* _Aim_: Omit all pictures. Copy the rest of the material exactly.

** begin Exercise inputs **

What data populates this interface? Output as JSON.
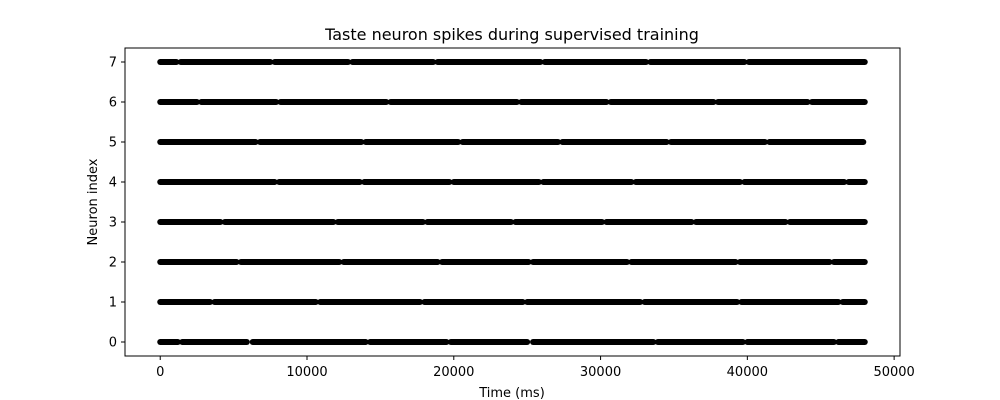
{
  "chart_data": {
    "type": "scatter",
    "title": "Taste neuron spikes during supervised training",
    "xlabel": "Time (ms)",
    "ylabel": "Neuron index",
    "xlim": [
      -2400,
      50400
    ],
    "ylim": [
      -0.35,
      7.35
    ],
    "xticks": [
      0,
      10000,
      20000,
      30000,
      40000,
      50000
    ],
    "yticks": [
      0,
      1,
      2,
      3,
      4,
      5,
      6,
      7
    ],
    "grid": false,
    "marker_color": "#000000",
    "series": [
      {
        "neuron": 0,
        "segments": [
          [
            0,
            1200
          ],
          [
            1500,
            5900
          ],
          [
            6300,
            14000
          ],
          [
            14300,
            19500
          ],
          [
            19800,
            25000
          ],
          [
            25400,
            33600
          ],
          [
            33900,
            39700
          ],
          [
            40000,
            45900
          ],
          [
            46200,
            48000
          ]
        ]
      },
      {
        "neuron": 1,
        "segments": [
          [
            0,
            3400
          ],
          [
            3700,
            10600
          ],
          [
            10900,
            17700
          ],
          [
            18000,
            24700
          ],
          [
            25000,
            32700
          ],
          [
            33000,
            39300
          ],
          [
            39600,
            46200
          ],
          [
            46500,
            48000
          ]
        ]
      },
      {
        "neuron": 2,
        "segments": [
          [
            0,
            5200
          ],
          [
            5500,
            12200
          ],
          [
            12500,
            18900
          ],
          [
            19200,
            25100
          ],
          [
            25400,
            31800
          ],
          [
            32100,
            39200
          ],
          [
            39500,
            45600
          ],
          [
            45900,
            48000
          ]
        ]
      },
      {
        "neuron": 3,
        "segments": [
          [
            0,
            4100
          ],
          [
            4400,
            11800
          ],
          [
            12100,
            17900
          ],
          [
            18200,
            23900
          ],
          [
            24200,
            30100
          ],
          [
            30400,
            36200
          ],
          [
            36500,
            42600
          ],
          [
            42900,
            48000
          ]
        ]
      },
      {
        "neuron": 4,
        "segments": [
          [
            0,
            7800
          ],
          [
            8100,
            13600
          ],
          [
            13900,
            19700
          ],
          [
            20000,
            25800
          ],
          [
            26100,
            32100
          ],
          [
            32400,
            39500
          ],
          [
            39800,
            46600
          ],
          [
            46900,
            48000
          ]
        ]
      },
      {
        "neuron": 5,
        "segments": [
          [
            0,
            6500
          ],
          [
            6800,
            13700
          ],
          [
            14000,
            20300
          ],
          [
            20600,
            27100
          ],
          [
            27400,
            34500
          ],
          [
            34800,
            41200
          ],
          [
            41500,
            47900
          ]
        ]
      },
      {
        "neuron": 6,
        "segments": [
          [
            0,
            2500
          ],
          [
            2800,
            7900
          ],
          [
            8200,
            15400
          ],
          [
            15700,
            24300
          ],
          [
            24600,
            30400
          ],
          [
            30700,
            37700
          ],
          [
            38000,
            44100
          ],
          [
            44400,
            48000
          ]
        ]
      },
      {
        "neuron": 7,
        "segments": [
          [
            0,
            1100
          ],
          [
            1400,
            7500
          ],
          [
            7800,
            12800
          ],
          [
            13100,
            18600
          ],
          [
            18900,
            25900
          ],
          [
            26200,
            33100
          ],
          [
            33400,
            39800
          ],
          [
            40100,
            48000
          ]
        ]
      }
    ]
  }
}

** end Exercise inputs **

* _Solved problem_:
What data populates this interface? Output as JSON.
{
  "chart_data": {
    "type": "scatter",
    "title": "Taste neuron spikes during supervised training",
    "xlabel": "Time (ms)",
    "ylabel": "Neuron index",
    "xlim": [
      -2400,
      50400
    ],
    "ylim": [
      -0.35,
      7.35
    ],
    "xticks": [
      0,
      10000,
      20000,
      30000,
      40000,
      50000
    ],
    "yticks": [
      0,
      1,
      2,
      3,
      4,
      5,
      6,
      7
    ],
    "grid": false,
    "marker_color": "#000000",
    "series": [
      {
        "neuron": 0,
        "segments": [
          [
            0,
            1200
          ],
          [
            1500,
            5900
          ],
          [
            6300,
            14000
          ],
          [
            14300,
            19500
          ],
          [
            19800,
            25000
          ],
          [
            25400,
            33600
          ],
          [
            33900,
            39700
          ],
          [
            40000,
            45900
          ],
          [
            46200,
            48000
          ]
        ]
      },
      {
        "neuron": 1,
        "segments": [
          [
            0,
            3400
          ],
          [
            3700,
            10600
          ],
          [
            10900,
            17700
          ],
          [
            18000,
            24700
          ],
          [
            25000,
            32700
          ],
          [
            33000,
            39300
          ],
          [
            39600,
            46200
          ],
          [
            46500,
            48000
          ]
        ]
      },
      {
        "neuron": 2,
        "segments": [
          [
            0,
            5200
          ],
          [
            5500,
            12200
          ],
          [
            12500,
            18900
          ],
          [
            19200,
            25100
          ],
          [
            25400,
            31800
          ],
          [
            32100,
            39200
          ],
          [
            39500,
            45600
          ],
          [
            45900,
            48000
          ]
        ]
      },
      {
        "neuron": 3,
        "segments": [
          [
            0,
            4100
          ],
          [
            4400,
            11800
          ],
          [
            12100,
            17900
          ],
          [
            18200,
            23900
          ],
          [
            24200,
            30100
          ],
          [
            30400,
            36200
          ],
          [
            36500,
            42600
          ],
          [
            42900,
            48000
          ]
        ]
      },
      {
        "neuron": 4,
        "segments": [
          [
            0,
            7800
          ],
          [
            8100,
            13600
          ],
          [
            13900,
            19700
          ],
          [
            20000,
            25800
          ],
          [
            26100,
            32100
          ],
          [
            32400,
            39500
          ],
          [
            39800,
            46600
          ],
          [
            46900,
            48000
          ]
        ]
      },
      {
        "neuron": 5,
        "segments": [
          [
            0,
            6500
          ],
          [
            6800,
            13700
          ],
          [
            14000,
            20300
          ],
          [
            20600,
            27100
          ],
          [
            27400,
            34500
          ],
          [
            34800,
            41200
          ],
          [
            41500,
            47900
          ]
        ]
      },
      {
        "neuron": 6,
        "segments": [
          [
            0,
            2500
          ],
          [
            2800,
            7900
          ],
          [
            8200,
            15400
          ],
          [
            15700,
            24300
          ],
          [
            24600,
            30400
          ],
          [
            30700,
            37700
          ],
          [
            38000,
            44100
          ],
          [
            44400,
            48000
          ]
        ]
      },
      {
        "neuron": 7,
        "segments": [
          [
            0,
            1100
          ],
          [
            1400,
            7500
          ],
          [
            7800,
            12800
          ],
          [
            13100,
            18600
          ],
          [
            18900,
            25900
          ],
          [
            26200,
            33100
          ],
          [
            33400,
            39800
          ],
          [
            40100,
            48000
          ]
        ]
      }
    ]
  }
}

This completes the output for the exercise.